Collected data entries
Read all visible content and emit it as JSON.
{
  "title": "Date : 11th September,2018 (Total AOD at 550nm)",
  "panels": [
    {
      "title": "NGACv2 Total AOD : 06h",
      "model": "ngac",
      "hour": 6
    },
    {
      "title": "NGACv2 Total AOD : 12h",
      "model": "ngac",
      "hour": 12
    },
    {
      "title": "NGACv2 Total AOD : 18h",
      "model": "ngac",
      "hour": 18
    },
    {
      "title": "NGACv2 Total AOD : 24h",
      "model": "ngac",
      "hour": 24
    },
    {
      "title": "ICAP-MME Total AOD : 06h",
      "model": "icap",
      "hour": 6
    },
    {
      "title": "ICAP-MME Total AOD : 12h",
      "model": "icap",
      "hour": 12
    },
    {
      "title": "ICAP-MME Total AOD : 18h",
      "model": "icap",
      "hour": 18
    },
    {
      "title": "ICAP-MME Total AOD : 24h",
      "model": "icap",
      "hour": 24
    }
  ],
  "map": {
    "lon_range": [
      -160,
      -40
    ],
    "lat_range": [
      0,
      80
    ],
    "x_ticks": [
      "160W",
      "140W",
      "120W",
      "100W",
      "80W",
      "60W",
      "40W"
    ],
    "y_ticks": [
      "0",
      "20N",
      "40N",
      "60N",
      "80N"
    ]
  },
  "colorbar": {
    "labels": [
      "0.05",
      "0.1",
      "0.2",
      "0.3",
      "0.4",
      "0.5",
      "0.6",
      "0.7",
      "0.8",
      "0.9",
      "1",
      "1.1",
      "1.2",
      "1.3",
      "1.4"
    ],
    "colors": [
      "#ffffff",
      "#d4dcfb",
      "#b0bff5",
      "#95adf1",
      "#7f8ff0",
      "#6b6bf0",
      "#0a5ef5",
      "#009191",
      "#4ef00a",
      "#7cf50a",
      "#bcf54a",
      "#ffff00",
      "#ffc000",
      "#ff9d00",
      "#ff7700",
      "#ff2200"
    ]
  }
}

TO BE DONE
All of the entries need to be reproduced exactly; please write them out.

TASK ANSWER
Read all visible content and emit it as JSON.
{
  "title": "Date : 11th September,2018 (Total AOD at 550nm)",
  "panels": [
    {
      "title": "NGACv2 Total AOD : 06h",
      "model": "ngac",
      "hour": 6
    },
    {
      "title": "NGACv2 Total AOD : 12h",
      "model": "ngac",
      "hour": 12
    },
    {
      "title": "NGACv2 Total AOD : 18h",
      "model": "ngac",
      "hour": 18
    },
    {
      "title": "NGACv2 Total AOD : 24h",
      "model": "ngac",
      "hour": 24
    },
    {
      "title": "ICAP-MME Total AOD : 06h",
      "model": "icap",
      "hour": 6
    },
    {
      "title": "ICAP-MME Total AOD : 12h",
      "model": "icap",
      "hour": 12
    },
    {
      "title": "ICAP-MME Total AOD : 18h",
      "model": "icap",
      "hour": 18
    },
    {
      "title": "ICAP-MME Total AOD : 24h",
      "model": "icap",
      "hour": 24
    }
  ],
  "map": {
    "lon_range": [
      -160,
      -40
    ],
    "lat_range": [
      0,
      80
    ],
    "x_ticks": [
      "160W",
      "140W",
      "120W",
      "100W",
      "80W",
      "60W",
      "40W"
    ],
    "y_ticks": [
      "0",
      "20N",
      "40N",
      "60N",
      "80N"
    ]
  },
  "colorbar": {
    "labels": [
      "0.05",
      "0.1",
      "0.2",
      "0.3",
      "0.4",
      "0.5",
      "0.6",
      "0.7",
      "0.8",
      "0.9",
      "1",
      "1.1",
      "1.2",
      "1.3",
      "1.4"
    ],
    "colors": [
      "#ffffff",
      "#d4dcfb",
      "#b0bff5",
      "#95adf1",
      "#7f8ff0",
      "#6b6bf0",
      "#0a5ef5",
      "#009191",
      "#4ef00a",
      "#7cf50a",
      "#bcf54a",
      "#ffff00",
      "#ffc000",
      "#ff9d00",
      "#ff7700",
      "#ff2200"
    ]
  }
}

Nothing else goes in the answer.